From the entries below, copy every line where the string "content" appears.

Dataset items
┌────────

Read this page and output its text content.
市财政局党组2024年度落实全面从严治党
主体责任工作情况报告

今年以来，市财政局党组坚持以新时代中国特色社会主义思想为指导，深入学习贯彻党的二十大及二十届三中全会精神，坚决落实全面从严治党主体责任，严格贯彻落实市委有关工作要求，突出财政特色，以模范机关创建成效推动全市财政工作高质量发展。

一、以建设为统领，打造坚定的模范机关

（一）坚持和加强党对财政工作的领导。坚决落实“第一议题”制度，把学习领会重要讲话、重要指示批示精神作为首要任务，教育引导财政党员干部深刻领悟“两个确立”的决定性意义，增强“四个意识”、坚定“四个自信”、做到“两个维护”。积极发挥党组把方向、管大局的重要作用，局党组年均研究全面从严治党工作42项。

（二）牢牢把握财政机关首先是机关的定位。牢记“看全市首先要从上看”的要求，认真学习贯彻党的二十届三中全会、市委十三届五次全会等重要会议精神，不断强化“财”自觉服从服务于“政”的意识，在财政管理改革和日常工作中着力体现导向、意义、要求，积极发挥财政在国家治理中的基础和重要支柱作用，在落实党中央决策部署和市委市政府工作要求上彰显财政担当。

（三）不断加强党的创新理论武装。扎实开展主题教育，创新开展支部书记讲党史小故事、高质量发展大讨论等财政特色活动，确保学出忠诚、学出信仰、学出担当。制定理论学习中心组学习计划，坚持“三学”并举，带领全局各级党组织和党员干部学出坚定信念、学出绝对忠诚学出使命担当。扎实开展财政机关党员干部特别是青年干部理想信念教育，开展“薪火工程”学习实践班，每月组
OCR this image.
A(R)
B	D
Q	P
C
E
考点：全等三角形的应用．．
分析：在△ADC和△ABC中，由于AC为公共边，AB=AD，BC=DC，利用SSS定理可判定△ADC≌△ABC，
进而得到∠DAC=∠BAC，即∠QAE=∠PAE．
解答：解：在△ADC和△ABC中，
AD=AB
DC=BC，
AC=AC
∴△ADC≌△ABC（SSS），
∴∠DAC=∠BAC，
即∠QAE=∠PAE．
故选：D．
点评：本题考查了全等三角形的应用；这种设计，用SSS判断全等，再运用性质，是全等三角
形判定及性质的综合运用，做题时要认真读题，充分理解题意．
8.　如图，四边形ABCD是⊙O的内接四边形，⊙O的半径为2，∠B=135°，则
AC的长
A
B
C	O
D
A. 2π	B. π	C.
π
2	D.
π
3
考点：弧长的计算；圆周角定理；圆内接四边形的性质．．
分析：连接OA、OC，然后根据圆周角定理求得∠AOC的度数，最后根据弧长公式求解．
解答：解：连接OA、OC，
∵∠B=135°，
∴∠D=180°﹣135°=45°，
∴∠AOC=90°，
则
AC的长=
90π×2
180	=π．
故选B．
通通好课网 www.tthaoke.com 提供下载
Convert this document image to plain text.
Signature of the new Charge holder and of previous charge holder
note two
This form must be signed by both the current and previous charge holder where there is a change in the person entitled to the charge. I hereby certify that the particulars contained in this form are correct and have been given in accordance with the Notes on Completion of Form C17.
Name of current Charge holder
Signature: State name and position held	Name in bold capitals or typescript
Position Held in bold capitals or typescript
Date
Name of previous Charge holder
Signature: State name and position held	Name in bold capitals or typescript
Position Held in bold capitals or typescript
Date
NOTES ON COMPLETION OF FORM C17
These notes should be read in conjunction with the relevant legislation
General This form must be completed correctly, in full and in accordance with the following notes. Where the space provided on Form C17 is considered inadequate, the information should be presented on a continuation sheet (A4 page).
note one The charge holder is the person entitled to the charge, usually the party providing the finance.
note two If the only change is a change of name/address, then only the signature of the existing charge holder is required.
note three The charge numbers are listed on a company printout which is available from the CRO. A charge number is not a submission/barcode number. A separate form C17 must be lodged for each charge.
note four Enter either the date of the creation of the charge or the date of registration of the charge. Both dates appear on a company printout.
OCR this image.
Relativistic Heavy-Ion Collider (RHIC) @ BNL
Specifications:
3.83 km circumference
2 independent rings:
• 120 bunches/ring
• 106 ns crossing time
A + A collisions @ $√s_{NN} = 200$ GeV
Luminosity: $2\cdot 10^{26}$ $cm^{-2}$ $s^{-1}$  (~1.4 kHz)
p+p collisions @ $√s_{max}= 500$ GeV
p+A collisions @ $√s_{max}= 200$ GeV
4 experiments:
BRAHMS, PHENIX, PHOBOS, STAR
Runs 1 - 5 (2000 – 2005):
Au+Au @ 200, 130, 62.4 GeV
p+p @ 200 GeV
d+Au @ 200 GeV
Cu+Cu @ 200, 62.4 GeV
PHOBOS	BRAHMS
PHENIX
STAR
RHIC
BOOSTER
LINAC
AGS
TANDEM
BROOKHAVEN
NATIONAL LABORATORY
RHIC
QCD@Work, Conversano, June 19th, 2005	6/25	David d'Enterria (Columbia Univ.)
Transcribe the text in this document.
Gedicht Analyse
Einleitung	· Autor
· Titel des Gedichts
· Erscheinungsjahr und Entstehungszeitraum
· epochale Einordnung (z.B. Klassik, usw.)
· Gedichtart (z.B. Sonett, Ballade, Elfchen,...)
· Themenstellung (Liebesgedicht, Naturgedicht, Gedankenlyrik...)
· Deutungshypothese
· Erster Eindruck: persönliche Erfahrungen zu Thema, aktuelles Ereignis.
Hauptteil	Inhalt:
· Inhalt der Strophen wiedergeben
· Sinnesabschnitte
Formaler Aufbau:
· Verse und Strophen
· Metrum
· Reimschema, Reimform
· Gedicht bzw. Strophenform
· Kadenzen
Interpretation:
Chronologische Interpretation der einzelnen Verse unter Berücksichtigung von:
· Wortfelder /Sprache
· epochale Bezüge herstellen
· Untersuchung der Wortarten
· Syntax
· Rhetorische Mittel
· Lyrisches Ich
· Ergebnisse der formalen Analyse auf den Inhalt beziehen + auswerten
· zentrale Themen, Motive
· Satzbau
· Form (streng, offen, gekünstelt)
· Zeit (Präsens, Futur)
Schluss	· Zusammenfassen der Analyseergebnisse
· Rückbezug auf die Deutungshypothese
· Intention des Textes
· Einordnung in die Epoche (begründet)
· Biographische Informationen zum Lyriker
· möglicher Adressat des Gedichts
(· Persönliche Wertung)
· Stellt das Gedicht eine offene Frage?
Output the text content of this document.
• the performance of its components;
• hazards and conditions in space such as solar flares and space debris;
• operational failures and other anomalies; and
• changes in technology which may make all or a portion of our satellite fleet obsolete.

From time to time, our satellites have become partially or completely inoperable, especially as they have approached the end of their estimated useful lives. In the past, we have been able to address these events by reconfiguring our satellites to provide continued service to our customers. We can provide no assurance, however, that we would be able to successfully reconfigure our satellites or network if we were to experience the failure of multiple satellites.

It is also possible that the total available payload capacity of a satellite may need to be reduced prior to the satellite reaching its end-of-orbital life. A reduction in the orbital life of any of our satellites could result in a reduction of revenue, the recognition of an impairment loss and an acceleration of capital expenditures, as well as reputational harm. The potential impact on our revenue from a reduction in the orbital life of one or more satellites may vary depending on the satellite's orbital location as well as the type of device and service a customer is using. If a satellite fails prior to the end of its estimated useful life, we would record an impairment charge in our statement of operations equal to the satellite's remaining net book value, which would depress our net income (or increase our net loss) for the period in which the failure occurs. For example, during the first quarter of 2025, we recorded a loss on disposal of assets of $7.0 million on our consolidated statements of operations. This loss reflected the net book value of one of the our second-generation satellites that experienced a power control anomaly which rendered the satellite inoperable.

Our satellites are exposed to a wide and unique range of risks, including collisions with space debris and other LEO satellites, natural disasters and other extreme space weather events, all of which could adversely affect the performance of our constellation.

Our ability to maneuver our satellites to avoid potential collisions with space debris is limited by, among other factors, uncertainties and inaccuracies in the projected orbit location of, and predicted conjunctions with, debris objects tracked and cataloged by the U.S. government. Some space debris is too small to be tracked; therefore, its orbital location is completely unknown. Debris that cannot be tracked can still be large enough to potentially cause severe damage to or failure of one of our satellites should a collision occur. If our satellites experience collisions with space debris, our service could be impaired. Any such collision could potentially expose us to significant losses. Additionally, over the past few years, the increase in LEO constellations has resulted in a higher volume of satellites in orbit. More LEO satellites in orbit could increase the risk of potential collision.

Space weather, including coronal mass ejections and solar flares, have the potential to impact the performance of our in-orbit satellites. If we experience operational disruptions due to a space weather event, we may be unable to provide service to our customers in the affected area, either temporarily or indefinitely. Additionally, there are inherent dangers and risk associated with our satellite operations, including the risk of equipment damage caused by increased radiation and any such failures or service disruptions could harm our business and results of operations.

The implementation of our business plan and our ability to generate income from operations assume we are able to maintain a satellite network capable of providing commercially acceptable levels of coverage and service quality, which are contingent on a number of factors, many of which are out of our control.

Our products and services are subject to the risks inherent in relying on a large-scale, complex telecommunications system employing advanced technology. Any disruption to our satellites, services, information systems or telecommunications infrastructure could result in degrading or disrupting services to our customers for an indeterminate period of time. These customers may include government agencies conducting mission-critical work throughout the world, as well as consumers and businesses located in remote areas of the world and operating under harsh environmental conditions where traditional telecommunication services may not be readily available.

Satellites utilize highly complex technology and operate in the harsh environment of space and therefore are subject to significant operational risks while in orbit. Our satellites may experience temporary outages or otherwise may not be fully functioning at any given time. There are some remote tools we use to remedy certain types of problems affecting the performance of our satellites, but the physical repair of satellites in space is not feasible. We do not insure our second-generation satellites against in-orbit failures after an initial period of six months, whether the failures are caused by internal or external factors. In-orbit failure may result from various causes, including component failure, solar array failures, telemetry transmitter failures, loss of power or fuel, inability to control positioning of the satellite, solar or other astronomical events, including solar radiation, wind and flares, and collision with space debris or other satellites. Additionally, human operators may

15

└────────

Output for this task:
Read this page and output its text content.
Output the text content of this document.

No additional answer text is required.